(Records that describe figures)
□ □ □ □ □

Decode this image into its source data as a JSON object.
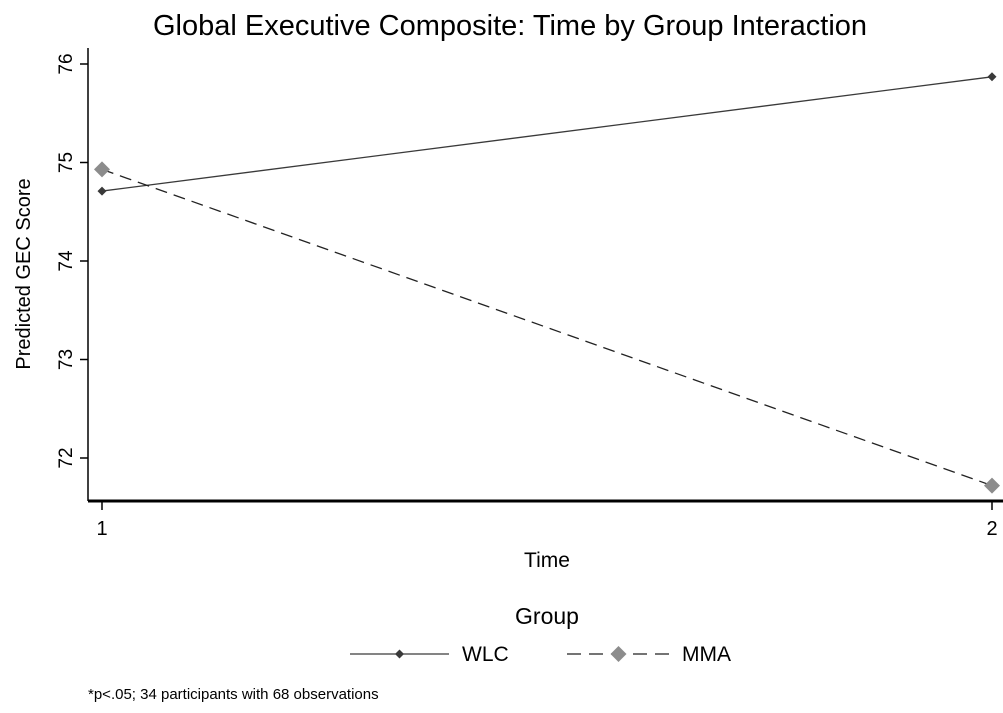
{
  "chart_data": {
    "type": "line",
    "title": "Global Executive Composite: Time by Group Interaction",
    "xlabel": "Time",
    "ylabel": "Predicted GEC Score",
    "x": [
      1,
      2
    ],
    "x_ticks": [
      "1",
      "2"
    ],
    "y_ticks": [
      "72",
      "73",
      "74",
      "75",
      "76"
    ],
    "ylim": [
      71.55,
      76.15
    ],
    "grid": false,
    "legend": {
      "title": "Group",
      "placement": "bottom"
    },
    "series": [
      {
        "name": "WLC",
        "values": [
          74.71,
          75.87
        ],
        "color": "#3a3a3a",
        "dash": "solid",
        "marker": "small-diamond"
      },
      {
        "name": "MMA",
        "values": [
          74.93,
          71.72
        ],
        "color": "#8c8c8c",
        "dash": "dashed",
        "marker": "large-diamond"
      }
    ]
  },
  "footnote": "*p<.05; 34 participants with 68 observations"
}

□ □ □ □ □

• _Exercise details_:
Retype every record above exactly as written, but leave out the pictures.

• _Finished exercise_:
Decode this image into its source data as a JSON object.
{
  "chart_data": {
    "type": "line",
    "title": "Global Executive Composite: Time by Group Interaction",
    "xlabel": "Time",
    "ylabel": "Predicted GEC Score",
    "x": [
      1,
      2
    ],
    "x_ticks": [
      "1",
      "2"
    ],
    "y_ticks": [
      "72",
      "73",
      "74",
      "75",
      "76"
    ],
    "ylim": [
      71.55,
      76.15
    ],
    "grid": false,
    "legend": {
      "title": "Group",
      "placement": "bottom"
    },
    "series": [
      {
        "name": "WLC",
        "values": [
          74.71,
          75.87
        ],
        "color": "#3a3a3a",
        "dash": "solid",
        "marker": "small-diamond"
      },
      {
        "name": "MMA",
        "values": [
          74.93,
          71.72
        ],
        "color": "#8c8c8c",
        "dash": "dashed",
        "marker": "large-diamond"
      }
    ]
  },
  "footnote": "*p<.05; 34 participants with 68 observations"
}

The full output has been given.